**Work required:**
List each line of the data that holds the string "Différence", please.
>> Begin Input records
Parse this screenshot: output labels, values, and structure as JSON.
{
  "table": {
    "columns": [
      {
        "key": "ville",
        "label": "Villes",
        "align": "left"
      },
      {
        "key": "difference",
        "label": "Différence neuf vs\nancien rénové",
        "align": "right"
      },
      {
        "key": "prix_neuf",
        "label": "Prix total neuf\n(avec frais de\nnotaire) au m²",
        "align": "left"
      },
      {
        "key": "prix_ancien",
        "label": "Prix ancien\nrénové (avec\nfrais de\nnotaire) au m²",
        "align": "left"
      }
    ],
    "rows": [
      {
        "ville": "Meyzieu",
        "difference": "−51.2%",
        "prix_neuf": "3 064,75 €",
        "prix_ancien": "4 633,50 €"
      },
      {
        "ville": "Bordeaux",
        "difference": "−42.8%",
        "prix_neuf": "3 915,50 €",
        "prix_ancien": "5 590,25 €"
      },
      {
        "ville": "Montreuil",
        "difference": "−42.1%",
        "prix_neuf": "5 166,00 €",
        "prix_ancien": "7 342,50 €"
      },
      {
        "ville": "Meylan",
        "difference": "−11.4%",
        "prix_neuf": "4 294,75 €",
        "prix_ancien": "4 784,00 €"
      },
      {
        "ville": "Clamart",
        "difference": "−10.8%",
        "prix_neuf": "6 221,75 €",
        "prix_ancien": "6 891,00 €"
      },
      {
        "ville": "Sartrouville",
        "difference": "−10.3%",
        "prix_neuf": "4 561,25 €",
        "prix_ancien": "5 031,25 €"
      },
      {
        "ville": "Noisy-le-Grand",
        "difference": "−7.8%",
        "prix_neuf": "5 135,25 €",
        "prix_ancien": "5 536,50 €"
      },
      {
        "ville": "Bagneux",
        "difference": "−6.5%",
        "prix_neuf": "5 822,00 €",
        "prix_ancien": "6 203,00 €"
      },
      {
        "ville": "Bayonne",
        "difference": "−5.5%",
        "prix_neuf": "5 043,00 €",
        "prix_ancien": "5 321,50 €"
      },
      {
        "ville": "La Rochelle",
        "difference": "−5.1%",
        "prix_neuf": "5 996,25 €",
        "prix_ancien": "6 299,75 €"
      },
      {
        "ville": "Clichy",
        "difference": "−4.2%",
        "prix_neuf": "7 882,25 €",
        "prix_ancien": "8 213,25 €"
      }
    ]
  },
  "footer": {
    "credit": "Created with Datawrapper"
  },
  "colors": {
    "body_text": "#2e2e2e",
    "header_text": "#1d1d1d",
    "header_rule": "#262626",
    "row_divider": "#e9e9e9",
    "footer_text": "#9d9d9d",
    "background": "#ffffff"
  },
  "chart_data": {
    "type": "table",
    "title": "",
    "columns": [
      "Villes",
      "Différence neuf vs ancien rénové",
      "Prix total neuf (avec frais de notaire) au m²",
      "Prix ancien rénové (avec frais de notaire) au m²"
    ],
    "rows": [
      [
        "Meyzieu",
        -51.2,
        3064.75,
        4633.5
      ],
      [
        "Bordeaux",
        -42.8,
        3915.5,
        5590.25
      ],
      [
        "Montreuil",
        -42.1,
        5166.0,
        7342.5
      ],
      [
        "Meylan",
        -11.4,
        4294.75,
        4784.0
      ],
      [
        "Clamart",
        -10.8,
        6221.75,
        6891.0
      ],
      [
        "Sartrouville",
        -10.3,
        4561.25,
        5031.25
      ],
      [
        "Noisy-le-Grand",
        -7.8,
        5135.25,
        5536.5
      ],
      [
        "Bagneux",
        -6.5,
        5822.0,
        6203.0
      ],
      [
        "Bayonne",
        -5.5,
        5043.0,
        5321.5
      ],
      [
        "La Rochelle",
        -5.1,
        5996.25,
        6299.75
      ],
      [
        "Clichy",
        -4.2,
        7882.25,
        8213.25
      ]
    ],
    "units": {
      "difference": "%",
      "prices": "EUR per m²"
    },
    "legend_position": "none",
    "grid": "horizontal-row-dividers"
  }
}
>> End Input records
**Task answer:**
        "label": "Différence neuf vs\nancien rénové",
      "Différence neuf vs ancien rénové",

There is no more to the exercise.